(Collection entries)

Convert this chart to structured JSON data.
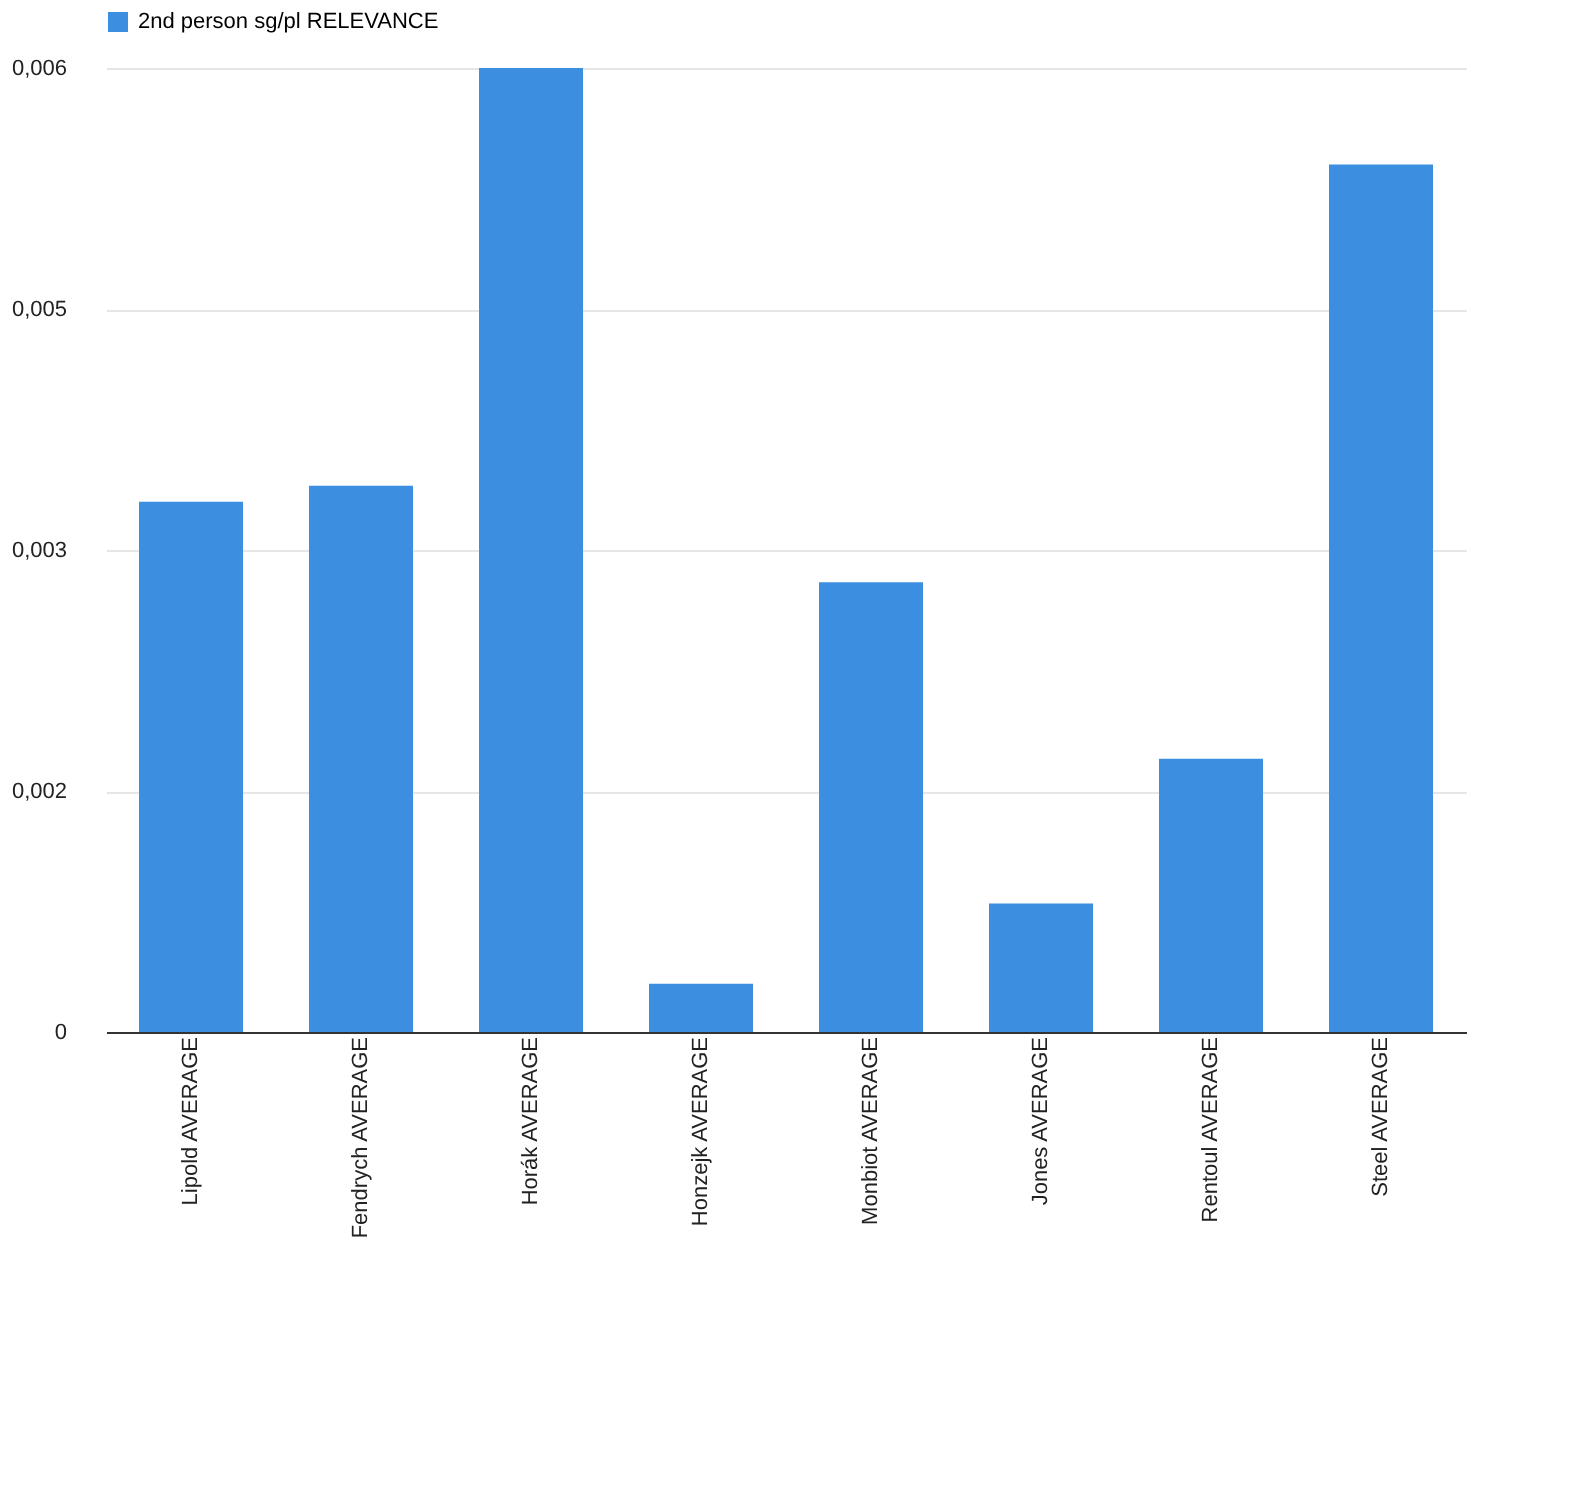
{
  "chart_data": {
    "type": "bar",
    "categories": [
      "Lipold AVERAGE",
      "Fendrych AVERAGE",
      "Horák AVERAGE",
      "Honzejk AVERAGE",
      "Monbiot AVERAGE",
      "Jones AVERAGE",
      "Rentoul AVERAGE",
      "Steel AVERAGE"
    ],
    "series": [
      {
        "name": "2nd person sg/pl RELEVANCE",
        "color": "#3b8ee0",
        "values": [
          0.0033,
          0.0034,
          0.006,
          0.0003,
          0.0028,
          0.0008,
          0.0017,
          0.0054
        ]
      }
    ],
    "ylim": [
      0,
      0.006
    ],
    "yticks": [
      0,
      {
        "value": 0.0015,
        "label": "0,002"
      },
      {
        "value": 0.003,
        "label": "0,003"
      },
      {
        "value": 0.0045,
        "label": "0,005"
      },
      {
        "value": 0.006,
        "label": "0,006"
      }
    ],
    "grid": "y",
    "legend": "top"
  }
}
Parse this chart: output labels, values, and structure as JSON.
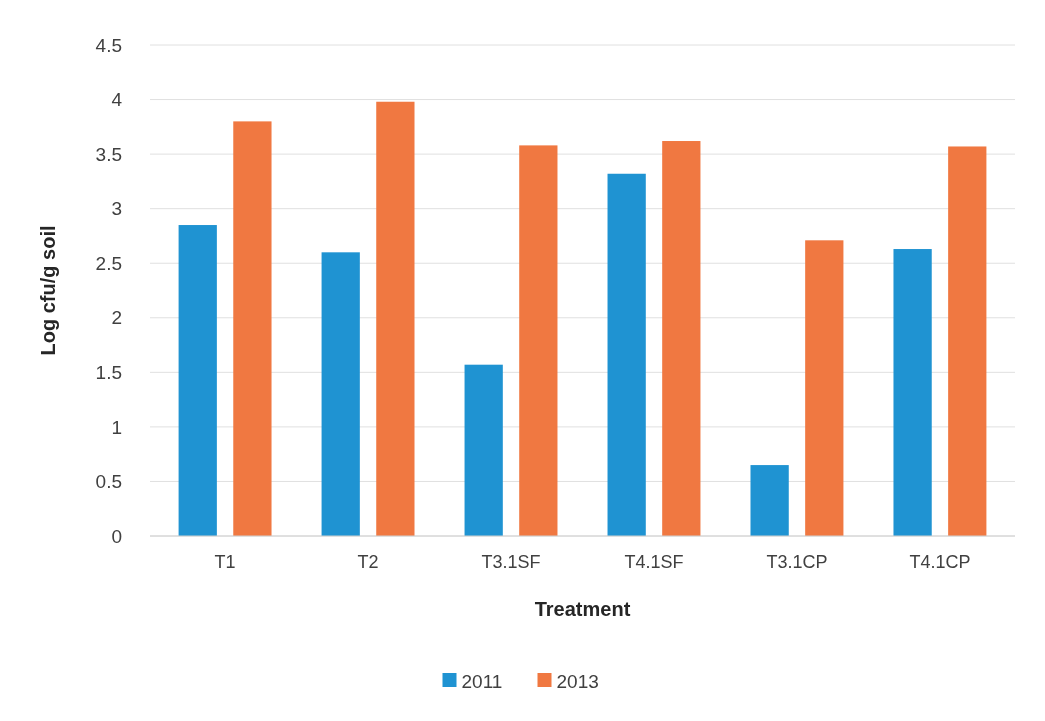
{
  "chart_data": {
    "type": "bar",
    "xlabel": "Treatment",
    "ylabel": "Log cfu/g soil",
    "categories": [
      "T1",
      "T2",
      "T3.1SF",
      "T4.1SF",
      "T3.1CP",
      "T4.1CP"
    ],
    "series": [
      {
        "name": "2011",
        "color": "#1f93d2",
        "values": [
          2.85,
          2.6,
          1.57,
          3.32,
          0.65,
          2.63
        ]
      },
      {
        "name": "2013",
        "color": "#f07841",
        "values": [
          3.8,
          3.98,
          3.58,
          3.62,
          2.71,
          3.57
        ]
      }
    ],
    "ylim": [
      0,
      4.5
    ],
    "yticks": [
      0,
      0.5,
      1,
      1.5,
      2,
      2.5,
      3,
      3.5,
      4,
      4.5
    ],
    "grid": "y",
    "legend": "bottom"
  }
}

## AIM OF THE EXERCISE
Looking at the records above, say how many lines hold the string "JSON". Write nothing but the number.

## RIGHT ANSWER
2